Dataset entries:
Start

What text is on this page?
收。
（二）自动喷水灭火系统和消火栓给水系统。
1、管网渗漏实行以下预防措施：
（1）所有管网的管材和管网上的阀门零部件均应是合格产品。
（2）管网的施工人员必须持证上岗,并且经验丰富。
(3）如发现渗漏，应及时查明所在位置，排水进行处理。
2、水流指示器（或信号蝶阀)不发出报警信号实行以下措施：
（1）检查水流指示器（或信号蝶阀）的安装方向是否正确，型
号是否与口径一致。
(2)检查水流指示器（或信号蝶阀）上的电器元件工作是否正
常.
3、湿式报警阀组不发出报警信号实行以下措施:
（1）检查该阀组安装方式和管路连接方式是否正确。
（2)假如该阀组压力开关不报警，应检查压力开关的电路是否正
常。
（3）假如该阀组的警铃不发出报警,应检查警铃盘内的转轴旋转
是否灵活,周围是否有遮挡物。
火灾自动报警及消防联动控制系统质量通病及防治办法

End

#### Exercise brief
Copy out each record, keeping every word as it is.

#### Response
What text is on this page?
收。
（二）自动喷水灭火系统和消火栓给水系统。
1、管网渗漏实行以下预防措施：
（1）所有管网的管材和管网上的阀门零部件均应是合格产品。
（2）管网的施工人员必须持证上岗,并且经验丰富。
(3）如发现渗漏，应及时查明所在位置，排水进行处理。
2、水流指示器（或信号蝶阀)不发出报警信号实行以下措施：
（1）检查水流指示器（或信号蝶阀）的安装方向是否正确，型
号是否与口径一致。
(2)检查水流指示器（或信号蝶阀）上的电器元件工作是否正
常.
3、湿式报警阀组不发出报警信号实行以下措施:
（1）检查该阀组安装方式和管路连接方式是否正确。
（2)假如该阀组压力开关不报警，应检查压力开关的电路是否正
常。
（3）假如该阀组的警铃不发出报警,应检查警铃盘内的转轴旋转
是否灵活,周围是否有遮挡物。
火灾自动报警及消防联动控制系统质量通病及防治办法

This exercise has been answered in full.